■ **What you should do**
Look through the listing and locate every line containing the word "systems"; copy those lines.

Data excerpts
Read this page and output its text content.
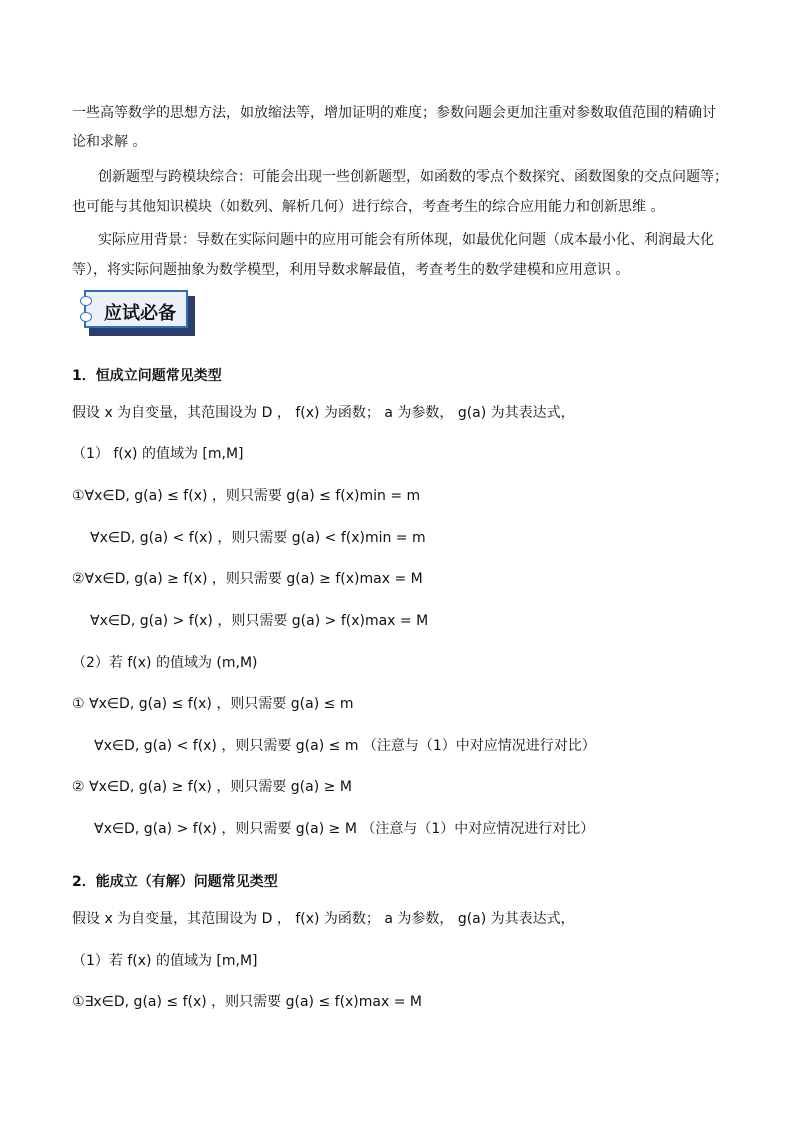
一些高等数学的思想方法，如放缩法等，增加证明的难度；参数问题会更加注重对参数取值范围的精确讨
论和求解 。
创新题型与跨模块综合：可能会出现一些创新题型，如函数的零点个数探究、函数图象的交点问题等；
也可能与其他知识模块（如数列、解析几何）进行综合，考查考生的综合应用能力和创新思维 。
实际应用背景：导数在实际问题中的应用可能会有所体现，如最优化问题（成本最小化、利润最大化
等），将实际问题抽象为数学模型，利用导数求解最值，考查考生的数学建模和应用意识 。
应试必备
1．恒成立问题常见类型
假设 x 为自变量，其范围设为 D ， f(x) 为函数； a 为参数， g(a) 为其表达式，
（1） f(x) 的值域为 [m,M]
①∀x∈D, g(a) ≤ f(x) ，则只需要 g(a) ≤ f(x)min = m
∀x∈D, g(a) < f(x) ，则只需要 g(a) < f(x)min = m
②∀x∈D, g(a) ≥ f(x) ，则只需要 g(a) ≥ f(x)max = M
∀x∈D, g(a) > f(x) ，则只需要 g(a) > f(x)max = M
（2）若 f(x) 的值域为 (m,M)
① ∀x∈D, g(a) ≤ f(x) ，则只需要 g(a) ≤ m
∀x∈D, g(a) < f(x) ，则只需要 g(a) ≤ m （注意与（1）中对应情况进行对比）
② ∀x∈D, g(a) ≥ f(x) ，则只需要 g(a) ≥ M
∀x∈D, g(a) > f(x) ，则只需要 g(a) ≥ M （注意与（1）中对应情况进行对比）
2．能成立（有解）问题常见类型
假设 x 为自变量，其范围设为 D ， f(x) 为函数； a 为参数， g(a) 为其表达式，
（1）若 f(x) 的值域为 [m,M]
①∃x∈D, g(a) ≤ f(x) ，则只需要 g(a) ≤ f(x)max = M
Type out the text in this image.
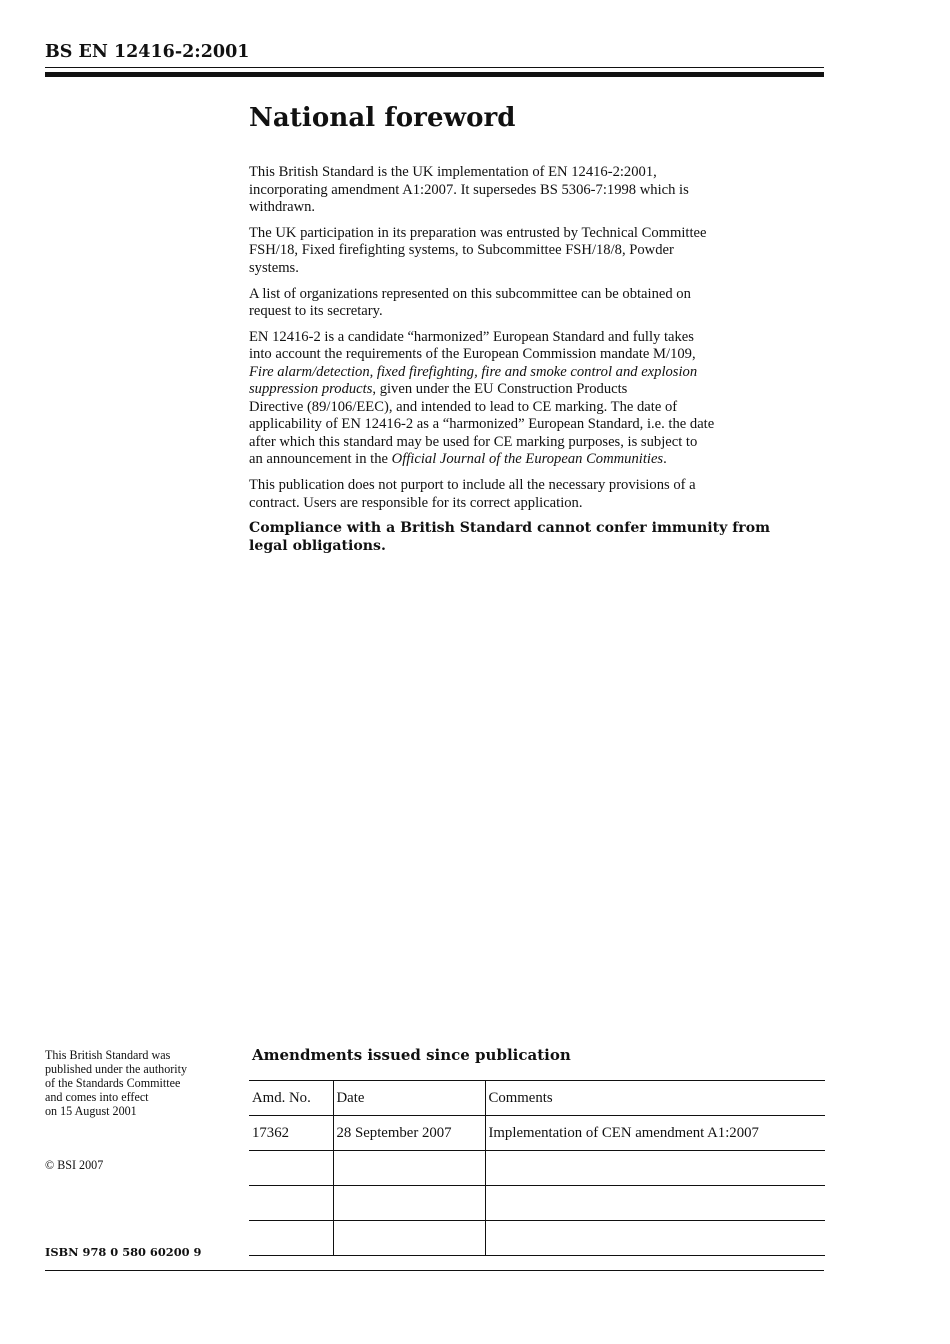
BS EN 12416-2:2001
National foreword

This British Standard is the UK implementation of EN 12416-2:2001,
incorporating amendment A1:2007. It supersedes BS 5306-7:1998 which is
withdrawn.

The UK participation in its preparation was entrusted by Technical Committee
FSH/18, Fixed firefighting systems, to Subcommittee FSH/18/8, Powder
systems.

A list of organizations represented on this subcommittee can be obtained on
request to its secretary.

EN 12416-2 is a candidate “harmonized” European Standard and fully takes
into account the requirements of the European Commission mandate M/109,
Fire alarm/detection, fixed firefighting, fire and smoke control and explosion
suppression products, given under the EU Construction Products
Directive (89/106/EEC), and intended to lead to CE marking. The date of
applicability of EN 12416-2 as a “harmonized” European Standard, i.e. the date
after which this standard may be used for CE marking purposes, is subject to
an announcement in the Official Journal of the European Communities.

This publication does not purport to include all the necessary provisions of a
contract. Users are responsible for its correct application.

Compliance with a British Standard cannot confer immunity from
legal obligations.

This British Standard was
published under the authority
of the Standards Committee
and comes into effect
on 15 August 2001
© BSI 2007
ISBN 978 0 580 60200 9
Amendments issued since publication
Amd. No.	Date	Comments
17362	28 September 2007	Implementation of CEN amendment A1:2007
--
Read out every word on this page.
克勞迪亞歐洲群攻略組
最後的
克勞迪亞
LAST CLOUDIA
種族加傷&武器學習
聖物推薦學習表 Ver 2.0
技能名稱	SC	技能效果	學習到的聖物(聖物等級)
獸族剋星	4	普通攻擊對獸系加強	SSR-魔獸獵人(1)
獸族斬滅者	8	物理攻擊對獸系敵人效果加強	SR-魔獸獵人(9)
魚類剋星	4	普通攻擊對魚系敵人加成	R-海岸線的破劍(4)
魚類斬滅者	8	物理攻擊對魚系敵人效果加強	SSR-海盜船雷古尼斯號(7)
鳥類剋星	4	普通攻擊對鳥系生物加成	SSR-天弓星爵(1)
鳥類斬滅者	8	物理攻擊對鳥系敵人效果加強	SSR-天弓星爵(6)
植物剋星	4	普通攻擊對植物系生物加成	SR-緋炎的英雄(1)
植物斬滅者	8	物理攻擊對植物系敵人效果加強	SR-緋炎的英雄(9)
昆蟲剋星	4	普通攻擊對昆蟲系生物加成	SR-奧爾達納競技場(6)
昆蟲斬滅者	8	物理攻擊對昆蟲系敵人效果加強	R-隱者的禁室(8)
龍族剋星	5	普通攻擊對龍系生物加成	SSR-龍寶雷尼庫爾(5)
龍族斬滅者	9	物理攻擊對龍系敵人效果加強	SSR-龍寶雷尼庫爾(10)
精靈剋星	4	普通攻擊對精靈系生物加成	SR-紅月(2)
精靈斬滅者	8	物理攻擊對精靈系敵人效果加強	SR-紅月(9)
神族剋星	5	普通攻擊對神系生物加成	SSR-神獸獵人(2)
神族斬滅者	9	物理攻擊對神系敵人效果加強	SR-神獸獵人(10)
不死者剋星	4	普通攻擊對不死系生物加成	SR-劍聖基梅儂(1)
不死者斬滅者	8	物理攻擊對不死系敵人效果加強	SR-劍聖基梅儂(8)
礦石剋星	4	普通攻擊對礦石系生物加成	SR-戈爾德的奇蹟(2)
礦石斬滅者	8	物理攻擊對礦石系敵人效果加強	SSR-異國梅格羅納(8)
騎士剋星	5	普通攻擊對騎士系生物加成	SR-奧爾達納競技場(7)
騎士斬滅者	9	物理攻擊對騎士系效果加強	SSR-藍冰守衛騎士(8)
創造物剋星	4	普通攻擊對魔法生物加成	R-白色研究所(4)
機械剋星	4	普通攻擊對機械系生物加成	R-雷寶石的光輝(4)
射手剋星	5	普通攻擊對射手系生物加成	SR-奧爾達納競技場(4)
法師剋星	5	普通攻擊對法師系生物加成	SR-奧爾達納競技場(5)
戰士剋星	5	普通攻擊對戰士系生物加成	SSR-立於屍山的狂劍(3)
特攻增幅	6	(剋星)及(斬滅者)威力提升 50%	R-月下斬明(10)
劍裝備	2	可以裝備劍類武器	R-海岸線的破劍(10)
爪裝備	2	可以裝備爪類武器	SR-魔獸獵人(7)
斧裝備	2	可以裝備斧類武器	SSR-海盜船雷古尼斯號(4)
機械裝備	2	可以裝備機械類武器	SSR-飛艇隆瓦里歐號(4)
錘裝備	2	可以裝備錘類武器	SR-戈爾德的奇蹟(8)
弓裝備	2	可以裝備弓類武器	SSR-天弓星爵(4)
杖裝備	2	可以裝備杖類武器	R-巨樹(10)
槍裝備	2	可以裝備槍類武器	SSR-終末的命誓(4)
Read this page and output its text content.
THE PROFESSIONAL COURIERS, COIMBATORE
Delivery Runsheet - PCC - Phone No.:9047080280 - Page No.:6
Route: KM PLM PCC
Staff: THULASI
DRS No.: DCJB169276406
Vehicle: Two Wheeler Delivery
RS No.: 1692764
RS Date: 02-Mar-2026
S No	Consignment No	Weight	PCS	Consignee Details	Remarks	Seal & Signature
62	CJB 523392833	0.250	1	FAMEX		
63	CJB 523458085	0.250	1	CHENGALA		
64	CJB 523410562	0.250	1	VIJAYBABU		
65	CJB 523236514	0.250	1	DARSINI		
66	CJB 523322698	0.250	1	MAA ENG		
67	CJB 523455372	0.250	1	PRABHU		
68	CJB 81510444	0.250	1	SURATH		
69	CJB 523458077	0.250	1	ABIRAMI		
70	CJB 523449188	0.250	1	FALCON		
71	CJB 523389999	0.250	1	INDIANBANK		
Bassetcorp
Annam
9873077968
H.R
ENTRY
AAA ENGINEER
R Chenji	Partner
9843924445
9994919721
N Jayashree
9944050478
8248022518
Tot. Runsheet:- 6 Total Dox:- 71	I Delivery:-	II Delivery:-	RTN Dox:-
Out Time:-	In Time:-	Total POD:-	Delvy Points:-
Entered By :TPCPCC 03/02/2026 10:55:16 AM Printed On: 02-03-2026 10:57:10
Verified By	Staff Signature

■ **Answer**
FSH/18, Fixed firefighting systems, to Subcommittee FSH/18/8, Powder
systems.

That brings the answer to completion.